**Bloque de texto:**
La falsa piedad carece de consecuencias en la vida ordinaria del cristiano. No
se traduce en un mejoramiento de la conducta, en una ayuda a los demás.
El
cumplimiento de la voluntad de Dios en los deberes -las más de las veces
pequeños- de cada jornada es la más segura guía para el cristiano que ha de
santificarse en medio de las realidades terrenas. Estos deberes pueden
realizarse de modos muy diferentes: con resignación, como quien no tiene más
remedio que hacerlos; aceptándolos, lo que supone una adhesión más profunda y
meditada; con conformidad, queriendo lo que Dios quiere porque, aunque no se
vea en ese momento, el cristiano sabe que Él es nuestro Padre y quiere lo mejor
para sus hijos; o bien con pleno abandono, abrazando siempre la
Voluntad del Señor, sin poner límite alguno. Esto último es lo que nos pide el
Señor: amarle sin condiciones, sin esperar situaciones más favorables, en lo
ordinario de cada día y, si Él lo permite, en circunstancias más difíciles y
extraordinarias. «Cuando te abandones de verdad en el Señor, aprenderás a
contentarte con lo que venga, y a no perder la serenidad, si las tareas -a
pesar de haber puesto todo tu empeño y los medios oportunos- no salen a tu
gusto... Porque habrán “salido” como le conviene a Dios que salgan»15.

**Material proporcionado:**
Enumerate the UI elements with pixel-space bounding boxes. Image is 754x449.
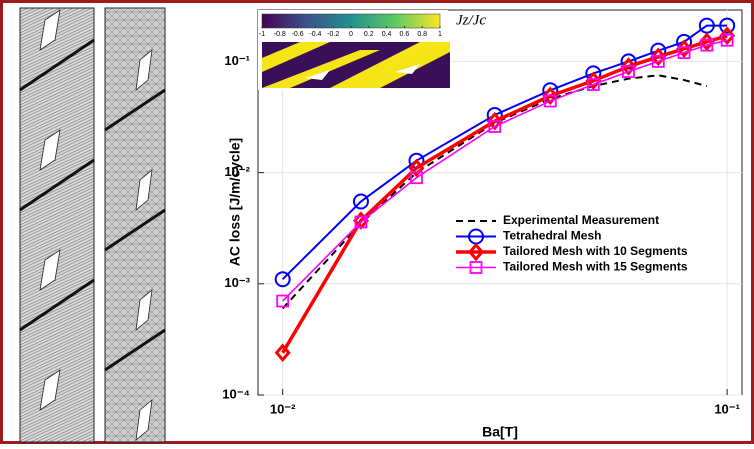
colorbar-tick-label: 0 — [349, 31, 353, 38]
colorbar-tick-label: -0.6 — [292, 31, 304, 38]
y-tick-label: 10⁻⁴ — [222, 386, 250, 401]
marker — [677, 46, 691, 60]
colorbar-tick-label: -0.2 — [327, 31, 339, 38]
colorbar-tick-label: -0.4 — [309, 31, 321, 38]
marker — [488, 120, 502, 133]
marker — [650, 47, 667, 67]
colorbar-tick-label: -0.8 — [274, 31, 286, 38]
marker — [719, 17, 736, 34]
inset: -1 -0.8 -0.6 -0.4 -0.2 0 0.2 0.4 0.6 0.8 1 — [258, 10, 450, 90]
colorbar-tick-label: 0.2 — [364, 31, 374, 38]
legend-label: Tailored Mesh with 10 Segments — [503, 244, 688, 258]
marker — [720, 33, 734, 47]
legend-label: Tetrahedral Mesh — [503, 229, 601, 243]
marker — [622, 65, 635, 78]
series-line — [281, 34, 728, 354]
marker — [700, 38, 714, 52]
marker — [274, 343, 291, 363]
marker — [620, 53, 637, 70]
y-tick-label: 10⁻³ — [224, 275, 250, 290]
marker — [468, 242, 484, 262]
marker — [586, 78, 600, 91]
y-tick-label: 10⁻¹ — [224, 53, 250, 68]
x-tick-label: 10⁻² — [270, 401, 296, 416]
mesh-images — [19, 7, 166, 443]
colorbar-label: Jz/Jc — [456, 12, 486, 28]
colorbar-tick-label: 1 — [438, 31, 442, 38]
marker — [410, 171, 423, 185]
marker — [352, 193, 369, 210]
marker — [469, 261, 483, 274]
marker — [543, 94, 557, 108]
y-tick-label: 10⁻² — [224, 164, 250, 179]
series-line — [282, 39, 728, 302]
colorbar-tick-label: 0.4 — [382, 31, 392, 38]
colorbar — [261, 13, 441, 29]
marker — [651, 55, 665, 68]
marker — [274, 271, 291, 288]
marker — [276, 294, 290, 308]
marker — [408, 158, 425, 178]
legend-label: Experimental Measurement — [503, 213, 659, 227]
colorbar-tick-label: 0.6 — [400, 31, 410, 38]
colorbar-tick-label: 0.8 — [417, 31, 427, 38]
marker — [719, 26, 736, 46]
x-axis-label: Ba[T] — [482, 424, 518, 440]
marker — [354, 215, 368, 229]
y-axis-label: AC loss [J/m/cycle] — [227, 138, 243, 266]
legend-label: Tailored Mesh with 15 Segments — [503, 260, 688, 274]
marker — [542, 86, 559, 106]
marker — [486, 111, 503, 131]
colorbar-tick-label: -1 — [259, 31, 265, 38]
x-tick-label: 10⁻¹ — [714, 401, 740, 416]
marker — [620, 57, 637, 76]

**Tareas:**
A) Responde a estas preguntas sobre el texto acerca de la piedad cristiana:
(i) ¿En qué dos cosas no se traduce la falsa piedad?
(ii) ¿De qué cuatro modos pueden realizarse los deberes de cada jornada?
(iii) ¿Qué dos cosas aprenderás cuando te abandones de verdad en el Señor?
B) Repite sin cambios el tramo de los registros que va desde la línea que contiene "colorbar-tick-label: 0 — [349, 31, 353, 38]" hasta la línea que contiene "colorbar — [261, 13, 441, 29]", ambas incluidas.

**Respuestas por tarea:**
A)
(i) No se traduce en un mejoramiento de la conducta ni en una ayuda a los demás.
(ii) Pueden realizarse con resignación, aceptándolos, con conformidad o con pleno abandono.
(iii) Aprenderás a contentarte con lo que venga y a no perder la serenidad si las tareas no salen a tu gusto.

B)
colorbar-tick-label: 0 — [349, 31, 353, 38]
colorbar-tick-label: -0.6 — [292, 31, 304, 38]
y-tick-label: 10⁻⁴ — [222, 386, 250, 401]
marker — [677, 46, 691, 60]
colorbar-tick-label: -0.2 — [327, 31, 339, 38]
colorbar-tick-label: -0.4 — [309, 31, 321, 38]
marker — [488, 120, 502, 133]
marker — [650, 47, 667, 67]
colorbar-tick-label: -0.8 — [274, 31, 286, 38]
marker — [719, 17, 736, 34]
inset: -1 -0.8 -0.6 -0.4 -0.2 0 0.2 0.4 0.6 0.8 1 — [258, 10, 450, 90]
colorbar-tick-label: 0.2 — [364, 31, 374, 38]
legend-label: Tailored Mesh with 10 Segments — [503, 244, 688, 258]
marker — [720, 33, 734, 47]
legend-label: Tetrahedral Mesh — [503, 229, 601, 243]
marker — [622, 65, 635, 78]
series-line — [281, 34, 728, 354]
marker — [700, 38, 714, 52]
marker — [274, 343, 291, 363]
marker — [620, 53, 637, 70]
y-tick-label: 10⁻³ — [224, 275, 250, 290]
marker — [468, 242, 484, 262]
marker — [586, 78, 600, 91]
y-tick-label: 10⁻¹ — [224, 53, 250, 68]
x-tick-label: 10⁻² — [270, 401, 296, 416]
mesh-images — [19, 7, 166, 443]
colorbar-label: Jz/Jc — [456, 12, 486, 28]
colorbar-tick-label: 1 — [438, 31, 442, 38]
marker — [410, 171, 423, 185]
marker — [352, 193, 369, 210]
marker — [469, 261, 483, 274]
marker — [543, 94, 557, 108]
y-tick-label: 10⁻² — [224, 164, 250, 179]
series-line — [282, 39, 728, 302]
colorbar-tick-label: 0.4 — [382, 31, 392, 38]
colorbar — [261, 13, 441, 29]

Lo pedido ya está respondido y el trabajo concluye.